Report, word for word, every line of the material that contains "xlabel".

• **Data for processing**:
────────────────────────────────────────
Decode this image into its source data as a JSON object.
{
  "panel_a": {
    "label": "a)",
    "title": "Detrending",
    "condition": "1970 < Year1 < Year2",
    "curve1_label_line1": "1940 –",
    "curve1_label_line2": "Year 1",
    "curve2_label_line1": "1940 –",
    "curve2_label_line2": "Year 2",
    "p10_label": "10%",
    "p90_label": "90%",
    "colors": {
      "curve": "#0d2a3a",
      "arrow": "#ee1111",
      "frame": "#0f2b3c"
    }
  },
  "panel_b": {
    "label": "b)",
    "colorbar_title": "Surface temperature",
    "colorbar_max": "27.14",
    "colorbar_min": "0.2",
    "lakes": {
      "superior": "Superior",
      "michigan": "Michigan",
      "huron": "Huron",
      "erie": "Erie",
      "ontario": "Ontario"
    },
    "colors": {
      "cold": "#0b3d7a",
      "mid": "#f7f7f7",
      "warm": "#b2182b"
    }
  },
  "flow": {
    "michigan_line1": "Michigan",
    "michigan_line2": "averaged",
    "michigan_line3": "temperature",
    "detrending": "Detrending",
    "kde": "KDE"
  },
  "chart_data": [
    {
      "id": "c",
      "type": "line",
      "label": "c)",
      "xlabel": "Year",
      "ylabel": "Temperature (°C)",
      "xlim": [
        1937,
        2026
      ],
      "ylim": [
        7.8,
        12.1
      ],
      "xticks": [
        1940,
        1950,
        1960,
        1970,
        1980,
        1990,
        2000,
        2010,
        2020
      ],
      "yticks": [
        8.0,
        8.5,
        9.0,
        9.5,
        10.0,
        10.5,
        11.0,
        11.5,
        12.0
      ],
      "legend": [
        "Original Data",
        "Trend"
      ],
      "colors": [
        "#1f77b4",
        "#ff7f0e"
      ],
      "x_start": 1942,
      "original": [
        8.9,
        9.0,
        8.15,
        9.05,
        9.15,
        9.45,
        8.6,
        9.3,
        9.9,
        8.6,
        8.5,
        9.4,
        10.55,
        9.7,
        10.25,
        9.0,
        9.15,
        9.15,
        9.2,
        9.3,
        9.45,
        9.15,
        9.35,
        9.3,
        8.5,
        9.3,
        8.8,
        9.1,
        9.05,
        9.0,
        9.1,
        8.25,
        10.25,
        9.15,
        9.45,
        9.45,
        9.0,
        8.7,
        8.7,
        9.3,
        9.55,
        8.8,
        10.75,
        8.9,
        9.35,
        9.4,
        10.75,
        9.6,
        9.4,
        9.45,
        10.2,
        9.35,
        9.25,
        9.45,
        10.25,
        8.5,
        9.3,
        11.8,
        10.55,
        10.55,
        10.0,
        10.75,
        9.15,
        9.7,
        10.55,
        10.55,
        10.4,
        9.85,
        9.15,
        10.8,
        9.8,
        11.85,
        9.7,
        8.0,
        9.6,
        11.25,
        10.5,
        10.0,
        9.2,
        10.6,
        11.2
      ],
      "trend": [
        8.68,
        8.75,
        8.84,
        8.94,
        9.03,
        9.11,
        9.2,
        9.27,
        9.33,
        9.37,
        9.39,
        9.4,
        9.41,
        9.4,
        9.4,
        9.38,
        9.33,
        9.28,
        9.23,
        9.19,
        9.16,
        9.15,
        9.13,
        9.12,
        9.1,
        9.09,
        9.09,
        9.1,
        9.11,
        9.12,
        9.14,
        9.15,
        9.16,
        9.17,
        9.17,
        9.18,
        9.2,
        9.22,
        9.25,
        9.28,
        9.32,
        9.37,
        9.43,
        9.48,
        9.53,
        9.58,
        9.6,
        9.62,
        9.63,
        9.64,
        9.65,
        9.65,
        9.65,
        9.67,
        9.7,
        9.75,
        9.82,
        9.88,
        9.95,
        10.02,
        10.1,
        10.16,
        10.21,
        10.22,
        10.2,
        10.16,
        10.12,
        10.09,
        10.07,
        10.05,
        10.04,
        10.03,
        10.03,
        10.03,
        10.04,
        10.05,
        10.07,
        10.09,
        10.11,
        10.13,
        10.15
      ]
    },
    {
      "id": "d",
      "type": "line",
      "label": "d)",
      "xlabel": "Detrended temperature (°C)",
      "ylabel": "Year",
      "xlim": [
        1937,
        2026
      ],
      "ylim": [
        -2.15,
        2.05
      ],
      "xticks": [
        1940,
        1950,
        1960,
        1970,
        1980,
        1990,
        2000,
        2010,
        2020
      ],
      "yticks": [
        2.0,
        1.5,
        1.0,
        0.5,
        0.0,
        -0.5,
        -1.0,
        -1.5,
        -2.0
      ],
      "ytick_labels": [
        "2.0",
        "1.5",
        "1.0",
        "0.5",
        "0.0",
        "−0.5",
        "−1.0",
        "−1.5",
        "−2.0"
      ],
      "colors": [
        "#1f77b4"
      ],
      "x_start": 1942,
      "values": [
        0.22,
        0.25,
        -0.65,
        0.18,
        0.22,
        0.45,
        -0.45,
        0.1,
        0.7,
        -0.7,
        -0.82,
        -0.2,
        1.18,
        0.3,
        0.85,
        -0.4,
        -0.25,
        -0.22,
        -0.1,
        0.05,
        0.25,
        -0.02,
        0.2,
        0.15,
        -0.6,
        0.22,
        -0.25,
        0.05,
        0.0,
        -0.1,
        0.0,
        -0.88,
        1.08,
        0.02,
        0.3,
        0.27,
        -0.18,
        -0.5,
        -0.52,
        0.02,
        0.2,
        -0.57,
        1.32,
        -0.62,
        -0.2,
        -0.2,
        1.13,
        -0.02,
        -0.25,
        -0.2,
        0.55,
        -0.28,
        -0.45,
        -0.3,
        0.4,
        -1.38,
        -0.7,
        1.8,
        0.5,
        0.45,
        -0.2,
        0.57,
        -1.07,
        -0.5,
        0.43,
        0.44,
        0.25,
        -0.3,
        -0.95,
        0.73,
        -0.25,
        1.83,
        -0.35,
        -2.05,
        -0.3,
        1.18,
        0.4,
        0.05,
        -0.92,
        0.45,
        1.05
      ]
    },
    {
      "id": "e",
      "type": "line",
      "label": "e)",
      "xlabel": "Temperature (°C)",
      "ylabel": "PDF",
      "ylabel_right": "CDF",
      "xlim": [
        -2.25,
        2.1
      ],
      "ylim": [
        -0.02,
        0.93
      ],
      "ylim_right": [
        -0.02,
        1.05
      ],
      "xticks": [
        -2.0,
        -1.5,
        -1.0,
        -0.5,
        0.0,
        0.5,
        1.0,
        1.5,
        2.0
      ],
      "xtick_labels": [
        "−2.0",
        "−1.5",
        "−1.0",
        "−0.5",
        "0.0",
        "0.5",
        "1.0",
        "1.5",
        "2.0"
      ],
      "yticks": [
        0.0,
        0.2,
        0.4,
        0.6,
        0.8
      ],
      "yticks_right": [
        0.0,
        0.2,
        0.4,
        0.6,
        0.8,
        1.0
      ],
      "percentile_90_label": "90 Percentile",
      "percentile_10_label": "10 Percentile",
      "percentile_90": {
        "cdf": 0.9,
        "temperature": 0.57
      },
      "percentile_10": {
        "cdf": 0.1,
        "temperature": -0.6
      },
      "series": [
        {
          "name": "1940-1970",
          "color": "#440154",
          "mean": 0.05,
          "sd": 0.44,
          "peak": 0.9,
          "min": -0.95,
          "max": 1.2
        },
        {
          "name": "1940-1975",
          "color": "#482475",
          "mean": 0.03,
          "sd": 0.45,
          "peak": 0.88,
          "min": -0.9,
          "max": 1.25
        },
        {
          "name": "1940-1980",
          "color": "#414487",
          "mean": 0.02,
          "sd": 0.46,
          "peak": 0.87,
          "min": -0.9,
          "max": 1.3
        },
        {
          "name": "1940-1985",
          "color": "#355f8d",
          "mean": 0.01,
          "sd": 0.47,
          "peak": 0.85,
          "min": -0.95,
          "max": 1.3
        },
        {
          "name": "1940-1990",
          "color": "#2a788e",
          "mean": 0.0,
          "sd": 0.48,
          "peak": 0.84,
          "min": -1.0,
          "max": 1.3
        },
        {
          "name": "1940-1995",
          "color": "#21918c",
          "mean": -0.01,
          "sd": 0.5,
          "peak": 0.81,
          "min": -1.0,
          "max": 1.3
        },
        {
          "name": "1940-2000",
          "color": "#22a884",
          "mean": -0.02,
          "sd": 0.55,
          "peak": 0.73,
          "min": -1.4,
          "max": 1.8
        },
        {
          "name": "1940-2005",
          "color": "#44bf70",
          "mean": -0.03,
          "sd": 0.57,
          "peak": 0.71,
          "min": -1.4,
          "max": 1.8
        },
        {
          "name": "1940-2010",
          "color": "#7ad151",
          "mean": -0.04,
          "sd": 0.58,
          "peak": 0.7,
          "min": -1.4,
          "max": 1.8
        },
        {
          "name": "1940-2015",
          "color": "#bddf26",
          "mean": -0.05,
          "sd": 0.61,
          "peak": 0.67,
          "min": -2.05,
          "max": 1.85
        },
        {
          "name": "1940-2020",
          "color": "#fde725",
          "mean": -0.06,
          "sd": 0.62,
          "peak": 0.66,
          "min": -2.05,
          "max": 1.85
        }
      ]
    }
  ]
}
────────────────────────────────────────
• **Output below**:
      "xlabel": "Year",
      "xlabel": "Detrended temperature (°C)",
      "xlabel": "Temperature (°C)",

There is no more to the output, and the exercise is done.